Instruction ▸ Tally the lines holding the string "рыночной" and reply with that number alone.

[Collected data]
+ + + + + + +

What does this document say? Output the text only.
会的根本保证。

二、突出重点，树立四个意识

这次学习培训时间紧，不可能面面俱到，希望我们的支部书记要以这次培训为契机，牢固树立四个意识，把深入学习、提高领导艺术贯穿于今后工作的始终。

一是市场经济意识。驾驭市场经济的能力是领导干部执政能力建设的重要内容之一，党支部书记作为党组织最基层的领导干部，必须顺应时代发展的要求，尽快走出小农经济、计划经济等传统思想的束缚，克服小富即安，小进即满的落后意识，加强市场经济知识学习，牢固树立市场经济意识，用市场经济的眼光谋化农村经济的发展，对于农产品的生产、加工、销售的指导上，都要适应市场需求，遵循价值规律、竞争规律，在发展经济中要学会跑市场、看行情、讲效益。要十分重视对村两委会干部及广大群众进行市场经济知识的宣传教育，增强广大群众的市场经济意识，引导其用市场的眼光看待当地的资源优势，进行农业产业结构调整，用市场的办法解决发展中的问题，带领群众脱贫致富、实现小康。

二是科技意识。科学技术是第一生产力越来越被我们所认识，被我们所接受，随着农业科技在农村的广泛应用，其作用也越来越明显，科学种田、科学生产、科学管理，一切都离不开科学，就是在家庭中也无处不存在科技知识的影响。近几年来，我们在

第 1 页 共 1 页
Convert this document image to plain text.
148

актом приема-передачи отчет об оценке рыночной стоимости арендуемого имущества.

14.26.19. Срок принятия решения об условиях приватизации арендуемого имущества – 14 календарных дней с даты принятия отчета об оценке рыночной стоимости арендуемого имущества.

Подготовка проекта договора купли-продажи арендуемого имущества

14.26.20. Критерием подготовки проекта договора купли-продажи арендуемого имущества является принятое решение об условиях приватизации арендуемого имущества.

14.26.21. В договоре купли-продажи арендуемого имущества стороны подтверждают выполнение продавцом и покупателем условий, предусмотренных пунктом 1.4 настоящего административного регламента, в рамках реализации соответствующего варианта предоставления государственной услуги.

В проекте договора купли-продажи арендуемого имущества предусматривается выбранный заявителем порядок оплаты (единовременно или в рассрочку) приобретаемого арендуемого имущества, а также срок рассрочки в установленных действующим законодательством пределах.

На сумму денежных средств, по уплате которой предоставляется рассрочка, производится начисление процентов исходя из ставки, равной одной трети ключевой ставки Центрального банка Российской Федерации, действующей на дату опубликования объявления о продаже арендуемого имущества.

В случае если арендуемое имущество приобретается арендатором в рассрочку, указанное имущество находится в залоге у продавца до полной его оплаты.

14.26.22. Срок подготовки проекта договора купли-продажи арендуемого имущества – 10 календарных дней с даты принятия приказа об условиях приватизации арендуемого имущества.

+ + + + + + +

Response to the task ▸ 2